> _TASK OBJECTIVE_
Below is a listing to transcribe in full and exactly; keep the pictures out.

> _PROVIDED ENTRIES_
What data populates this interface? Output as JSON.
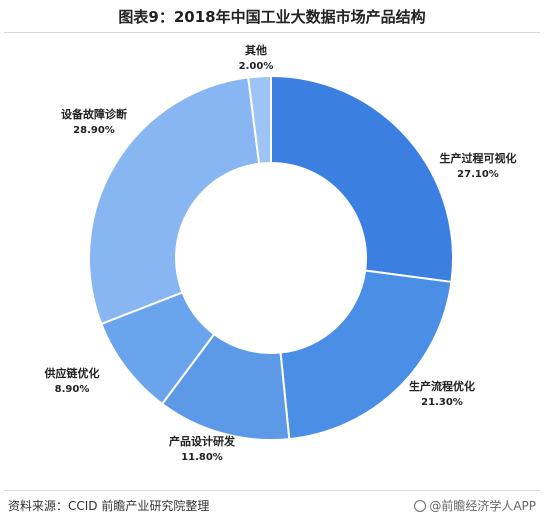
{
  "chart_data": {
    "type": "pie",
    "donut": true,
    "title": "图表9：2018年中国工业大数据市场产品结构",
    "slices": [
      {
        "label": "生产过程可视化",
        "value": 27.1,
        "value_label": "27.10%",
        "color": "#3b7fe0"
      },
      {
        "label": "生产流程优化",
        "value": 21.3,
        "value_label": "21.30%",
        "color": "#4a8ee6"
      },
      {
        "label": "产品设计研发",
        "value": 11.8,
        "value_label": "11.80%",
        "color": "#5c9ae8"
      },
      {
        "label": "供应链优化",
        "value": 8.9,
        "value_label": "8.90%",
        "color": "#6aa4ec"
      },
      {
        "label": "设备故障诊断",
        "value": 28.9,
        "value_label": "28.90%",
        "color": "#88b6f2"
      },
      {
        "label": "其他",
        "value": 2.0,
        "value_label": "2.00%",
        "color": "#9ec4f5"
      }
    ]
  },
  "footer": {
    "source": "资料来源：CCID 前瞻产业研究院整理",
    "brand": "@前瞻经济学人APP"
  }
}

> _REPLY_
What data populates this interface? Output as JSON.
{
  "chart_data": {
    "type": "pie",
    "donut": true,
    "title": "图表9：2018年中国工业大数据市场产品结构",
    "slices": [
      {
        "label": "生产过程可视化",
        "value": 27.1,
        "value_label": "27.10%",
        "color": "#3b7fe0"
      },
      {
        "label": "生产流程优化",
        "value": 21.3,
        "value_label": "21.30%",
        "color": "#4a8ee6"
      },
      {
        "label": "产品设计研发",
        "value": 11.8,
        "value_label": "11.80%",
        "color": "#5c9ae8"
      },
      {
        "label": "供应链优化",
        "value": 8.9,
        "value_label": "8.90%",
        "color": "#6aa4ec"
      },
      {
        "label": "设备故障诊断",
        "value": 28.9,
        "value_label": "28.90%",
        "color": "#88b6f2"
      },
      {
        "label": "其他",
        "value": 2.0,
        "value_label": "2.00%",
        "color": "#9ec4f5"
      }
    ]
  },
  "footer": {
    "source": "资料来源：CCID 前瞻产业研究院整理",
    "brand": "@前瞻经济学人APP"
  }
}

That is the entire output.